■ **RECORDS FOR THIS TASK**:

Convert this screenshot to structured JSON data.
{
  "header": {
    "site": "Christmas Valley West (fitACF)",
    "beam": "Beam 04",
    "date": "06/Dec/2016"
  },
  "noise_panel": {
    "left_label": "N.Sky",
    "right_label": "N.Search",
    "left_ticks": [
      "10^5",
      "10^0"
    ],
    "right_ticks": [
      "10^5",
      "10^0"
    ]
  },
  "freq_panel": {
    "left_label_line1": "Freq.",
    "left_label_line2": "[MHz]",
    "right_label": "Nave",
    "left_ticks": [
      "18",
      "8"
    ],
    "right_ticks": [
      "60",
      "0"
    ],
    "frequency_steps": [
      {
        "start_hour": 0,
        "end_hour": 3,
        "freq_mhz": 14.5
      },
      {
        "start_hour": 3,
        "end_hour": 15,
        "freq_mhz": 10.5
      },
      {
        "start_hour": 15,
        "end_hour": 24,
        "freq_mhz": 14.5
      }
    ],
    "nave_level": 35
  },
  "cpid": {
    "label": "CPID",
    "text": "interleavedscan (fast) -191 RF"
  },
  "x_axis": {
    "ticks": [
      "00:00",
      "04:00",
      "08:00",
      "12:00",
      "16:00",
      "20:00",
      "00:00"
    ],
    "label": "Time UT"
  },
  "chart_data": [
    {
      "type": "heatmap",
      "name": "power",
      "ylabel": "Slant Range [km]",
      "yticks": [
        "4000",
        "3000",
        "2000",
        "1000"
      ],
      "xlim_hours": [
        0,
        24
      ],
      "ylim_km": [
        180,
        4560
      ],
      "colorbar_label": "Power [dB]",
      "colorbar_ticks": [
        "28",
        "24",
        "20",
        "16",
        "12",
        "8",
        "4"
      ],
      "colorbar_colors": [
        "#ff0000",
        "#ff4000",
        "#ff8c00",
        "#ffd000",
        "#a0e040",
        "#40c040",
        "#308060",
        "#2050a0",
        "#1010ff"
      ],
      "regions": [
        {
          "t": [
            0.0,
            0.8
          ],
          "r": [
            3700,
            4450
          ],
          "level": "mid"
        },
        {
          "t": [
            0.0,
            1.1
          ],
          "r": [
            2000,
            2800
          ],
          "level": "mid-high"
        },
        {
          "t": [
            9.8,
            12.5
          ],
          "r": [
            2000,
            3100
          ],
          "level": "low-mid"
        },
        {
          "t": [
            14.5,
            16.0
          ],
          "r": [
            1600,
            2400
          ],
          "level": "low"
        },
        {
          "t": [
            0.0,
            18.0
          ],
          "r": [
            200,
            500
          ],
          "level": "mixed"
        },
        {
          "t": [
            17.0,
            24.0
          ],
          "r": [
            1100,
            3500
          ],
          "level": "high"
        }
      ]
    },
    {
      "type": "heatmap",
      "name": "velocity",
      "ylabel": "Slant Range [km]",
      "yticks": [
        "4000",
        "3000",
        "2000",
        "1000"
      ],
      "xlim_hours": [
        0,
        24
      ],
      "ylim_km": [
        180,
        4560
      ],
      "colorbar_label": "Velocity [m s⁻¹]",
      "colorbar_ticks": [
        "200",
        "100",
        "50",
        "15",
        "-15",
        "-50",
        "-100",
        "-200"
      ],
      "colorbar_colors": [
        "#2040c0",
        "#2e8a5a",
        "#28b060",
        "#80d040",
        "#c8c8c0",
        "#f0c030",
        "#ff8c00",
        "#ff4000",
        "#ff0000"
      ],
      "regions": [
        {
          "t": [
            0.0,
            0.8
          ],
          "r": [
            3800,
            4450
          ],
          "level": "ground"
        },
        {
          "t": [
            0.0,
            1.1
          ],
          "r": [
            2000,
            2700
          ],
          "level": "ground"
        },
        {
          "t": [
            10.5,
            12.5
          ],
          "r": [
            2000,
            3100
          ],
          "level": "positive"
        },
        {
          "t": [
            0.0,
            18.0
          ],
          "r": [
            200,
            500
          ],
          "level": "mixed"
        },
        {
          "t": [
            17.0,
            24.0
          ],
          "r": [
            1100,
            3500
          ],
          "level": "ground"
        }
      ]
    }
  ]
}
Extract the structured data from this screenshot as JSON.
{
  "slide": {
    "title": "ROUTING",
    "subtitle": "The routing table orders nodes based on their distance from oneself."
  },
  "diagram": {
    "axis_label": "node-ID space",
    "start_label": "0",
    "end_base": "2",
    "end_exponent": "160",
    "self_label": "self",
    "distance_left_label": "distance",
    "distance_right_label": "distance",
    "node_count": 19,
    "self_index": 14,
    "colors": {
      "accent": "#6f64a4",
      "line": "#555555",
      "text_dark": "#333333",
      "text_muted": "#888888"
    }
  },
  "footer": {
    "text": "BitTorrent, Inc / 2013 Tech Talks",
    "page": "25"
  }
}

■ **TASK STATEMENT**:
Read the entries and show each line that mentions "from".

■ **TASK OUTPUT**:
Extract the structured data from this screenshot as JSON.
    "subtitle": "The routing table orders nodes based on their distance from oneself."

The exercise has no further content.